__Given problem__: Please write out the material below again, switching every "gallery-thumbnail" to "gallery-image" and keeping everything else the same; omit the pictures.

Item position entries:
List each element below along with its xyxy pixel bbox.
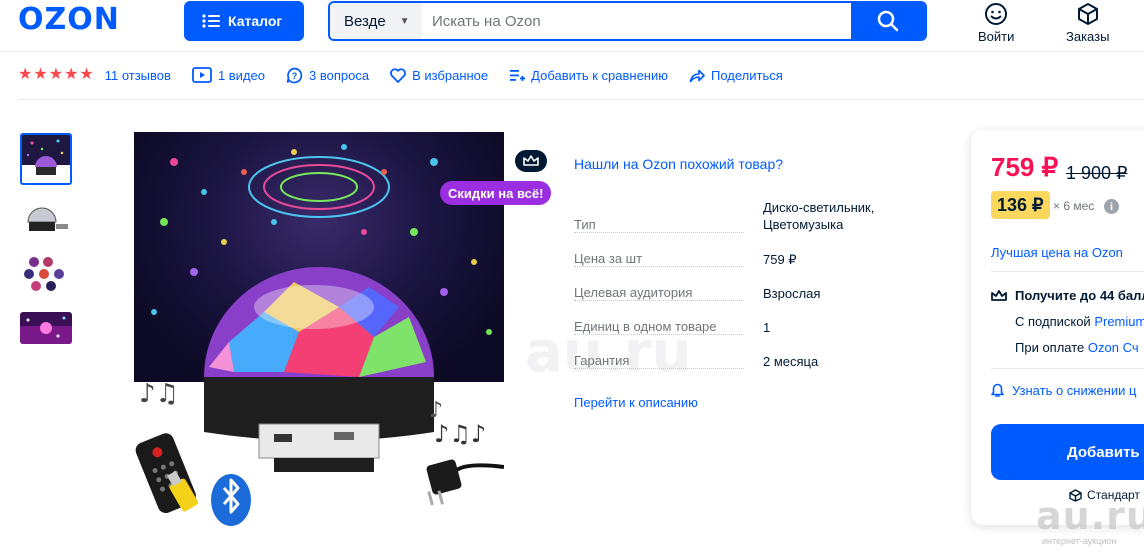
svg-text:♪♫♪: ♪♫♪: [434, 420, 486, 448]
info-icon[interactable]: i: [1104, 199, 1119, 214]
color-modes-thumbnail-icon: [20, 254, 72, 294]
spec-value: 2 месяца: [763, 354, 819, 369]
crown-icon: [991, 289, 1007, 301]
login-label: Войти: [978, 29, 1015, 44]
price-card: 759 ₽ 1 900 ₽ 136 ₽ × 6 мес i Лучшая цен…: [971, 130, 1144, 525]
spec-value: Диско-светильник, Цветомузыка: [763, 200, 875, 232]
search-scope-label: Везде: [344, 12, 386, 30]
installment-term: × 6 мес: [1053, 199, 1095, 213]
star-icon: ★: [48, 66, 64, 83]
spec-value: 759 ₽: [763, 252, 797, 267]
search-input[interactable]: [422, 3, 851, 39]
rating-stars[interactable]: ★ ★ ★ ★ ★: [18, 67, 95, 83]
ozon-logo[interactable]: OZON: [18, 2, 120, 37]
star-icon: ★: [79, 66, 94, 83]
share-label: Поделиться: [711, 67, 783, 83]
description-link[interactable]: Перейти к описанию: [574, 395, 698, 410]
search-scope-select[interactable]: Везде ▼: [330, 3, 422, 39]
chat-question-icon: ?: [286, 67, 303, 83]
old-price: 1 900 ₽: [1066, 163, 1128, 183]
orders-button[interactable]: Заказы: [1066, 2, 1109, 44]
disco-ball-thumbnail-icon: [22, 135, 70, 183]
bell-icon: [991, 383, 1004, 397]
spec-value: 1: [763, 320, 771, 335]
bonus-card: При оплате Ozon Сч: [1015, 340, 1139, 355]
smile-icon: [985, 3, 1008, 25]
gallery-thumbnail[interactable]: [20, 312, 72, 344]
video-icon: [192, 67, 212, 83]
price-drop-notify-link[interactable]: Узнать о снижении ц: [991, 383, 1136, 398]
installment-price[interactable]: 136 ₽: [991, 191, 1050, 219]
au-ru-watermark: au.ru: [1036, 494, 1144, 538]
favorites-link[interactable]: В избранное: [390, 68, 488, 83]
list-icon: [202, 14, 220, 28]
promo-badge[interactable]: Скидки на всё!: [440, 181, 552, 205]
ozon-card-link[interactable]: Ozon Сч: [1088, 340, 1139, 355]
compare-icon: [510, 70, 526, 81]
questions-label: 3 вопроса: [309, 67, 370, 83]
gallery-thumbnail[interactable]: [20, 254, 72, 306]
spec-key: Цена за шт: [574, 251, 744, 267]
bonus-subscription-prefix: С подпиской: [1015, 314, 1095, 329]
share-link[interactable]: Поделиться: [689, 68, 783, 83]
spec-key: Целевая аудитория: [574, 285, 744, 301]
star-icon: ★: [64, 66, 79, 83]
login-button[interactable]: Войти: [978, 2, 1014, 44]
premium-badge: [515, 150, 547, 172]
premium-link[interactable]: Premium: [1094, 314, 1144, 329]
divider: [991, 368, 1144, 369]
favorites-label: В избранное: [412, 67, 489, 83]
spec-value: Взрослая: [763, 286, 821, 301]
bonus-title[interactable]: Получите до 44 балл: [991, 288, 1144, 303]
bonus-title-label: Получите до 44 балл: [1015, 288, 1144, 303]
bonus-card-prefix: При оплате: [1015, 340, 1088, 355]
best-price-link[interactable]: Лучшая цена на Ozon: [991, 245, 1123, 260]
gallery-thumbnail[interactable]: [20, 196, 72, 248]
spec-key: Тип: [574, 217, 744, 233]
svg-text:?: ?: [292, 71, 298, 81]
notify-label: Узнать о снижении ц: [1012, 383, 1137, 398]
current-price: 759 ₽: [991, 152, 1059, 182]
caret-down-icon: ▼: [399, 15, 410, 27]
catalog-button[interactable]: Каталог: [184, 1, 304, 41]
room-effect-thumbnail-icon: [20, 312, 72, 344]
similar-product-link[interactable]: Нашли на Ozon похожий товар?: [574, 156, 783, 172]
spec-key: Единиц в одном товаре: [574, 319, 744, 335]
header: OZON Каталог Везде ▼ Искать на Ozon Войт…: [0, 0, 1144, 52]
compare-label: Добавить к сравнению: [531, 67, 668, 83]
speaker-ball-thumbnail-icon: [20, 196, 72, 248]
divider: [991, 271, 1144, 272]
spec-key: Гарантия: [574, 353, 744, 369]
video-link[interactable]: 1 видео: [192, 67, 265, 83]
product-actions: ★ ★ ★ ★ ★ 11 отзывов 1 видео ? 3 вопроса: [18, 63, 804, 87]
search-button[interactable]: [851, 3, 925, 39]
product-page: OZON Каталог Везде ▼ Искать на Ozon Войт…: [0, 0, 1144, 552]
svg-text:♪♫: ♪♫: [139, 379, 179, 409]
questions-link[interactable]: ? 3 вопроса: [286, 67, 369, 84]
video-label: 1 видео: [217, 67, 265, 83]
star-icon: ★: [18, 66, 33, 83]
star-icon: ★: [33, 66, 48, 83]
gallery-thumbnail[interactable]: [20, 133, 72, 185]
add-to-cart-button[interactable]: Добавить в: [991, 424, 1144, 480]
divider: [18, 99, 1144, 100]
crown-icon: [523, 155, 539, 166]
au-ru-watermark-subtitle: интернет-аукцион: [1042, 536, 1117, 546]
search-bar: Везде ▼: [328, 1, 927, 41]
share-icon: [689, 69, 705, 82]
search-icon: [877, 10, 899, 32]
compare-link[interactable]: Добавить к сравнению: [509, 67, 668, 83]
bonus-subscription: С подпиской Premium: [1015, 314, 1144, 329]
catalog-label: Каталог: [228, 13, 283, 29]
heart-icon: [390, 67, 406, 83]
reviews-link[interactable]: 11 отзывов: [105, 68, 171, 83]
box-icon: [1077, 3, 1098, 25]
orders-label: Заказы: [1066, 29, 1110, 44]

__Answer to this task__:
List each element below along with its xyxy pixel bbox.
svg-text:♪♫♪: ♪♫♪: [434, 420, 486, 448]
info-icon[interactable]: i: [1104, 199, 1119, 214]
color-modes-thumbnail-icon: [20, 254, 72, 294]
spec-value: 2 месяца: [763, 354, 819, 369]
crown-icon: [991, 289, 1007, 301]
login-label: Войти: [978, 29, 1015, 44]
price-card: 759 ₽ 1 900 ₽ 136 ₽ × 6 мес i Лучшая цен…: [971, 130, 1144, 525]
spec-value: Диско-светильник, Цветомузыка: [763, 200, 875, 232]
search-scope-label: Везде: [344, 12, 386, 30]
installment-term: × 6 мес: [1053, 199, 1095, 213]
star-icon: ★: [48, 66, 64, 83]
spec-value: 759 ₽: [763, 252, 797, 267]
search-input[interactable]: [422, 3, 851, 39]
rating-stars[interactable]: ★ ★ ★ ★ ★: [18, 67, 95, 83]
ozon-logo[interactable]: OZON: [18, 2, 120, 37]
star-icon: ★: [79, 66, 94, 83]
share-label: Поделиться: [711, 67, 783, 83]
description-link[interactable]: Перейти к описанию: [574, 395, 698, 410]
search-scope-select[interactable]: Везде ▼: [330, 3, 422, 39]
chat-question-icon: ?: [286, 67, 303, 83]
old-price: 1 900 ₽: [1066, 163, 1128, 183]
orders-button[interactable]: Заказы: [1066, 2, 1109, 44]
disco-ball-thumbnail-icon: [22, 135, 70, 183]
bell-icon: [991, 383, 1004, 397]
spec-value: 1: [763, 320, 771, 335]
bonus-card: При оплате Ozon Сч: [1015, 340, 1139, 355]
smile-icon: [985, 3, 1008, 25]
gallery-image[interactable]: [20, 312, 72, 344]
video-icon: [192, 67, 212, 83]
price-drop-notify-link[interactable]: Узнать о снижении ц: [991, 383, 1136, 398]
installment-price[interactable]: 136 ₽: [991, 191, 1050, 219]
au-ru-watermark: au.ru: [1036, 494, 1144, 538]
favorites-link[interactable]: В избранное: [390, 68, 488, 83]
list-icon: [202, 14, 220, 28]
promo-badge[interactable]: Скидки на всё!: [440, 181, 552, 205]
ozon-card-link[interactable]: Ozon Сч: [1088, 340, 1139, 355]
compare-icon: [510, 70, 526, 81]
questions-label: 3 вопроса: [309, 67, 370, 83]
gallery-image[interactable]: [20, 254, 72, 306]
spec-key: Цена за шт: [574, 251, 744, 267]
bonus-subscription-prefix: С подпиской: [1015, 314, 1095, 329]
share-link[interactable]: Поделиться: [689, 68, 783, 83]
spec-key: Целевая аудитория: [574, 285, 744, 301]
star-icon: ★: [64, 66, 79, 83]
login-button[interactable]: Войти: [978, 2, 1014, 44]
premium-badge: [515, 150, 547, 172]
premium-link[interactable]: Premium: [1094, 314, 1144, 329]
divider: [991, 368, 1144, 369]
favorites-label: В избранное: [412, 67, 489, 83]
spec-value: Взрослая: [763, 286, 821, 301]
bonus-title[interactable]: Получите до 44 балл: [991, 288, 1144, 303]
bonus-title-label: Получите до 44 балл: [1015, 288, 1144, 303]
bonus-card-prefix: При оплате: [1015, 340, 1088, 355]
best-price-link[interactable]: Лучшая цена на Ozon: [991, 245, 1123, 260]
gallery-image[interactable]: [20, 196, 72, 248]
spec-key: Тип: [574, 217, 744, 233]
svg-text:?: ?: [292, 71, 298, 81]
notify-label: Узнать о снижении ц: [1012, 383, 1137, 398]
current-price: 759 ₽: [991, 152, 1059, 182]
caret-down-icon: ▼: [399, 15, 410, 27]
catalog-button[interactable]: Каталог: [184, 1, 304, 41]
room-effect-thumbnail-icon: [20, 312, 72, 344]
similar-product-link[interactable]: Нашли на Ozon похожий товар?: [574, 156, 783, 172]
spec-key: Единиц в одном товаре: [574, 319, 744, 335]
header: OZON Каталог Везде ▼ Искать на Ozon Войт…: [0, 0, 1144, 52]
compare-label: Добавить к сравнению: [531, 67, 668, 83]
speaker-ball-thumbnail-icon: [20, 196, 72, 248]
divider: [991, 271, 1144, 272]
spec-key: Гарантия: [574, 353, 744, 369]
video-link[interactable]: 1 видео: [192, 67, 265, 83]
product-actions: ★ ★ ★ ★ ★ 11 отзывов 1 видео ? 3 вопроса: [18, 63, 804, 87]
search-button[interactable]: [851, 3, 925, 39]
product-page: OZON Каталог Везде ▼ Искать на Ozon Войт…: [0, 0, 1144, 552]
svg-text:♪♫: ♪♫: [139, 379, 179, 409]
questions-link[interactable]: ? 3 вопроса: [286, 67, 369, 84]
video-label: 1 видео: [217, 67, 265, 83]
star-icon: ★: [18, 66, 33, 83]
star-icon: ★: [33, 66, 48, 83]
gallery-image[interactable]: [20, 133, 72, 185]
add-to-cart-button[interactable]: Добавить в: [991, 424, 1144, 480]
divider: [18, 99, 1144, 100]
crown-icon: [523, 155, 539, 166]
au-ru-watermark-subtitle: интернет-аукцион: [1042, 536, 1117, 546]
search-bar: Везде ▼: [328, 1, 927, 41]
share-icon: [689, 69, 705, 82]
search-icon: [877, 10, 899, 32]
compare-link[interactable]: Добавить к сравнению: [509, 67, 668, 83]
bonus-subscription: С подпиской Premium: [1015, 314, 1144, 329]
catalog-label: Каталог: [228, 13, 283, 29]
heart-icon: [390, 67, 406, 83]
reviews-link[interactable]: 11 отзывов: [105, 68, 171, 83]
box-icon: [1077, 3, 1098, 25]
orders-label: Заказы: [1066, 29, 1110, 44]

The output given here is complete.